## Task brief
Present the following data again exactly as it is shown.

+===+

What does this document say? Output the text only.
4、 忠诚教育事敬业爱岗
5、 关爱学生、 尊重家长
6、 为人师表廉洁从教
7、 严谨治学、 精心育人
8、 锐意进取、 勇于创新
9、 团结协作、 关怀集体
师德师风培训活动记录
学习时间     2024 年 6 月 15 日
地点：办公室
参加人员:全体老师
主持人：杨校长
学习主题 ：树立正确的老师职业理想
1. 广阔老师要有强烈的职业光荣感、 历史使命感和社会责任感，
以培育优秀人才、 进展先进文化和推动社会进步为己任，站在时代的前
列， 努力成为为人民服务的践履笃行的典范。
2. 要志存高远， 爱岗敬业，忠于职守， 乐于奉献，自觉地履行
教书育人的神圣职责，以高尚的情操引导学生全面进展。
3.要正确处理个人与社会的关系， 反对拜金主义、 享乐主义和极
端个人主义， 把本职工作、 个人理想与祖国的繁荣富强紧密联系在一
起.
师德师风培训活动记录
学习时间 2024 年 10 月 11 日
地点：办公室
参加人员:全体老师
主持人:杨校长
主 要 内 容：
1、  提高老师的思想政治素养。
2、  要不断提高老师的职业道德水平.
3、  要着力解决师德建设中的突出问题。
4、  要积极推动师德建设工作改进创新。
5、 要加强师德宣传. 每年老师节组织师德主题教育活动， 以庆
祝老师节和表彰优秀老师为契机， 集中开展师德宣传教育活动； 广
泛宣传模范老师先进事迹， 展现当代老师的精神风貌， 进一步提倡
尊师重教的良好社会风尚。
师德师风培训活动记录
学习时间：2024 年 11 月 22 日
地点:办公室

+===+

## Reply
What does this document say? Output the text only.
4、 忠诚教育事敬业爱岗
5、 关爱学生、 尊重家长
6、 为人师表廉洁从教
7、 严谨治学、 精心育人
8、 锐意进取、 勇于创新
9、 团结协作、 关怀集体
师德师风培训活动记录
学习时间     2024 年 6 月 15 日
地点：办公室
参加人员:全体老师
主持人：杨校长
学习主题 ：树立正确的老师职业理想
1. 广阔老师要有强烈的职业光荣感、 历史使命感和社会责任感，
以培育优秀人才、 进展先进文化和推动社会进步为己任，站在时代的前
列， 努力成为为人民服务的践履笃行的典范。
2. 要志存高远， 爱岗敬业，忠于职守， 乐于奉献，自觉地履行
教书育人的神圣职责，以高尚的情操引导学生全面进展。
3.要正确处理个人与社会的关系， 反对拜金主义、 享乐主义和极
端个人主义， 把本职工作、 个人理想与祖国的繁荣富强紧密联系在一
起.
师德师风培训活动记录
学习时间 2024 年 10 月 11 日
地点：办公室
参加人员:全体老师
主持人:杨校长
主 要 内 容：
1、  提高老师的思想政治素养。
2、  要不断提高老师的职业道德水平.
3、  要着力解决师德建设中的突出问题。
4、  要积极推动师德建设工作改进创新。
5、 要加强师德宣传. 每年老师节组织师德主题教育活动， 以庆
祝老师节和表彰优秀老师为契机， 集中开展师德宣传教育活动； 广
泛宣传模范老师先进事迹， 展现当代老师的精神风貌， 进一步提倡
尊师重教的良好社会风尚。
师德师风培训活动记录
学习时间：2024 年 11 月 22 日
地点:办公室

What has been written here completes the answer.